## [WRITTEN INSTRUCTION]
Select all lines in the records that include "OmniScience".

<<<<

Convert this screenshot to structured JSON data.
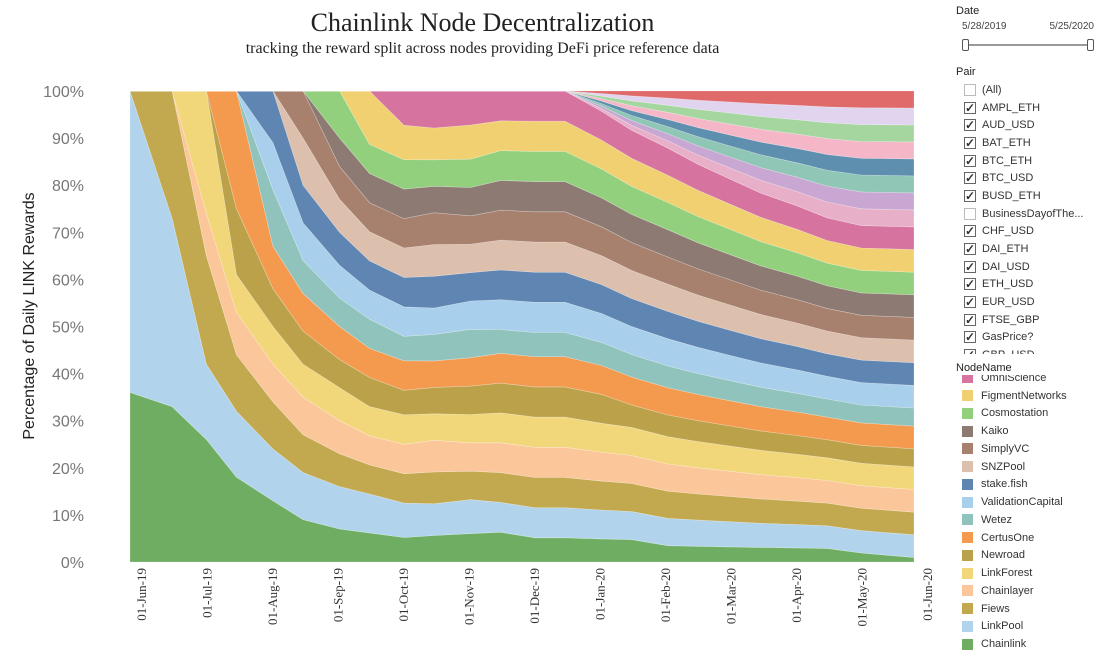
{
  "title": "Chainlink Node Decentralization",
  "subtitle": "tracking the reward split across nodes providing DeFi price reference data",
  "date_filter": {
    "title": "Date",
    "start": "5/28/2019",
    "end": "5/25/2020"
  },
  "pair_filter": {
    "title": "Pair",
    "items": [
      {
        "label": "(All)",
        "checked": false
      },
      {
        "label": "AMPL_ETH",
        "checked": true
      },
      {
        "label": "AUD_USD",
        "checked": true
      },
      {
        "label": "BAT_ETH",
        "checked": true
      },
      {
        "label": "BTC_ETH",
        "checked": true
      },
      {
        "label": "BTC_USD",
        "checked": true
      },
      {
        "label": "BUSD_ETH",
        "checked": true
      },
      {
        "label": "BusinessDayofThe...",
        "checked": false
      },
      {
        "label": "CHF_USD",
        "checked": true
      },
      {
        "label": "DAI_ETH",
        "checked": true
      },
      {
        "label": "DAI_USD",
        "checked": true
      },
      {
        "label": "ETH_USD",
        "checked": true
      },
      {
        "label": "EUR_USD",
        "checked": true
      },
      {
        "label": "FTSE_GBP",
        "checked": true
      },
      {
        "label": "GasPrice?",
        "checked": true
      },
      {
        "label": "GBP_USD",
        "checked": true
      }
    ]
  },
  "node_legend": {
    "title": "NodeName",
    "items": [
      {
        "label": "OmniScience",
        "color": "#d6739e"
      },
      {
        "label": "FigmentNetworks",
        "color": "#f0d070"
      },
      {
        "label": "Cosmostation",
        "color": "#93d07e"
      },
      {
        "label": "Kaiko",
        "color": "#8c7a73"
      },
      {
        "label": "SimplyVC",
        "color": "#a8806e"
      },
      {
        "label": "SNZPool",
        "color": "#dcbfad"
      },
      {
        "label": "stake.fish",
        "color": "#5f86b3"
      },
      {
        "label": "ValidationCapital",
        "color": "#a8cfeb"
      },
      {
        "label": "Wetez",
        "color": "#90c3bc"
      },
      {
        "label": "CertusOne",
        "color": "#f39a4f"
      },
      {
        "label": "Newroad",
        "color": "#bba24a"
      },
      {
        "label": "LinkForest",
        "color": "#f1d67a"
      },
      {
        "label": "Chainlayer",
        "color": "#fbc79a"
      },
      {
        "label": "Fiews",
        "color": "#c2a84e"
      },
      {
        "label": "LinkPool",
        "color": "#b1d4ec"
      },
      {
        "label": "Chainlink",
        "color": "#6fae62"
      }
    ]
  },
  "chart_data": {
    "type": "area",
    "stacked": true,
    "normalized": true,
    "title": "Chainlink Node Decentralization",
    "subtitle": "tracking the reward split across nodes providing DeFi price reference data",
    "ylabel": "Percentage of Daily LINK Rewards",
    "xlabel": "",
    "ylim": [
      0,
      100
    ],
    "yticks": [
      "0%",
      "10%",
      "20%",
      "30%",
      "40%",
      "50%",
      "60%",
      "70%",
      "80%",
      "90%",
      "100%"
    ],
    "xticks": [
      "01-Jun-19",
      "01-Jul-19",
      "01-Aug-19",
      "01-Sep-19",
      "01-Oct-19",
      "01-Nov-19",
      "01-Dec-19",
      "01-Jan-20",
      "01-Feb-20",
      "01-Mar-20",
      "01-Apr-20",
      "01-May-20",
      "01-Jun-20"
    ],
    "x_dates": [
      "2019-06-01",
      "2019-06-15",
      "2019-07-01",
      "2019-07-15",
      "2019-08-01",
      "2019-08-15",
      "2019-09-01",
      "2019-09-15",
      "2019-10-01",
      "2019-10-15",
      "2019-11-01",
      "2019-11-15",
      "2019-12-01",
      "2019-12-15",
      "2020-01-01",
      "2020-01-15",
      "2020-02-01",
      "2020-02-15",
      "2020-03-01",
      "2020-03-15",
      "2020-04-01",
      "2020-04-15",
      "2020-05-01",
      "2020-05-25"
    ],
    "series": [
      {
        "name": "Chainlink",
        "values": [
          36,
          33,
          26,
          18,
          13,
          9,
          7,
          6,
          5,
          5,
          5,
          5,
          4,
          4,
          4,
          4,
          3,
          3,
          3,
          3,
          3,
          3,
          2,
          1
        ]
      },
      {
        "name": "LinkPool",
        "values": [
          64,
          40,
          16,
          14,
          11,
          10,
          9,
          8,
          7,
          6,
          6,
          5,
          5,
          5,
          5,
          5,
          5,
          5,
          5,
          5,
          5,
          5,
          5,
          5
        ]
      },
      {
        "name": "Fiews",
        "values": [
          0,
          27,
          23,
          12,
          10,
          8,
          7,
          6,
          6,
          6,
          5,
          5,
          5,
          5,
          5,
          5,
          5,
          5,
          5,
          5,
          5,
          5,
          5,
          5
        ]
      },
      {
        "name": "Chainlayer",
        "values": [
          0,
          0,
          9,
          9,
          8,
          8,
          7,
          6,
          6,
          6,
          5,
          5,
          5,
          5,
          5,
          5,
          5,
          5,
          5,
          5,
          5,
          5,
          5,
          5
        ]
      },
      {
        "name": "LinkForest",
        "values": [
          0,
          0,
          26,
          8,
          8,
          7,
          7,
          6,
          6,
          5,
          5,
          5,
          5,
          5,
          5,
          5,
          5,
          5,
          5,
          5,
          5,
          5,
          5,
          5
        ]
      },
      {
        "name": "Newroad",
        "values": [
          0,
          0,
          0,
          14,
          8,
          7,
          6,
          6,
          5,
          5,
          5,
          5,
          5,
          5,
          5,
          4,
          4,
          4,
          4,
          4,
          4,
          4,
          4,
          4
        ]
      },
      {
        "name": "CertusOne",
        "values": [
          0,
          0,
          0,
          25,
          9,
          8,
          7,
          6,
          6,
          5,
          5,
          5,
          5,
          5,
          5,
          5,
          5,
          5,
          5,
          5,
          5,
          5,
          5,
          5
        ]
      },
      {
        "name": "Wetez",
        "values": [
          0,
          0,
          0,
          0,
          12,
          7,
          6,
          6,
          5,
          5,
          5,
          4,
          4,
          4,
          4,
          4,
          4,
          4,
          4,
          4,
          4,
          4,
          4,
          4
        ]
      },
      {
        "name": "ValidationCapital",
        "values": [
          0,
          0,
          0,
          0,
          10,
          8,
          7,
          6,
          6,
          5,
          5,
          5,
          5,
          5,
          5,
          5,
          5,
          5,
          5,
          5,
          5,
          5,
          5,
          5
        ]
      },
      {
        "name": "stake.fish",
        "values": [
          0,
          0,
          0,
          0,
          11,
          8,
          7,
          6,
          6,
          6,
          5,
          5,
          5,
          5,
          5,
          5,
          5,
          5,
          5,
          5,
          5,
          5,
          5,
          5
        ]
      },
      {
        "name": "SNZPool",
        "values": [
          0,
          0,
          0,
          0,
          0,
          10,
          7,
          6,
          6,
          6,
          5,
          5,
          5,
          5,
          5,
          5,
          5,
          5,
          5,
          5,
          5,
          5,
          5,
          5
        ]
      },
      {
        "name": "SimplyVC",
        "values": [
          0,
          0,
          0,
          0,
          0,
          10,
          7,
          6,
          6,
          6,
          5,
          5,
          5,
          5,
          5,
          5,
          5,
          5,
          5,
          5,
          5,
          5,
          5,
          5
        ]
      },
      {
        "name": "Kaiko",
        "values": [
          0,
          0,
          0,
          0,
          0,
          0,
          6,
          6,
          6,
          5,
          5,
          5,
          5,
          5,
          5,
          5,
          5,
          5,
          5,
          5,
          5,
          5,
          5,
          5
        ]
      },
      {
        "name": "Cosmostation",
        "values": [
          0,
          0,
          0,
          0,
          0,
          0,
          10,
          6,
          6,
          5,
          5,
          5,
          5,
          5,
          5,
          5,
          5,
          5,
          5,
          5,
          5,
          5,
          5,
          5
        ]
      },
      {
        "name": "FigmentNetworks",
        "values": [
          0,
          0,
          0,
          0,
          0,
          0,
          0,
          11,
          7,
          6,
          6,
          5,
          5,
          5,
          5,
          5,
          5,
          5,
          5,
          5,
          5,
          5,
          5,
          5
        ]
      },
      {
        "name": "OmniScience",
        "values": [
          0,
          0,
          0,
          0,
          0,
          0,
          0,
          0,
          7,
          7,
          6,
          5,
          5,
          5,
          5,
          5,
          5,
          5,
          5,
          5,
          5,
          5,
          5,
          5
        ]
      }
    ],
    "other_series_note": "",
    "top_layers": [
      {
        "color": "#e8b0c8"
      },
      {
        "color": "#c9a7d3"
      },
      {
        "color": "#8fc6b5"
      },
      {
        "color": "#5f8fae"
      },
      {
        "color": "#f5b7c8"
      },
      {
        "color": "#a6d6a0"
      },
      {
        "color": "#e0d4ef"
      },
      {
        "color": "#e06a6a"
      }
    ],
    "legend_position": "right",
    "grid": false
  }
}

>>>>

## [EXERCISE ANSWER]
        "label": "OmniScience",
        "name": "OmniScience",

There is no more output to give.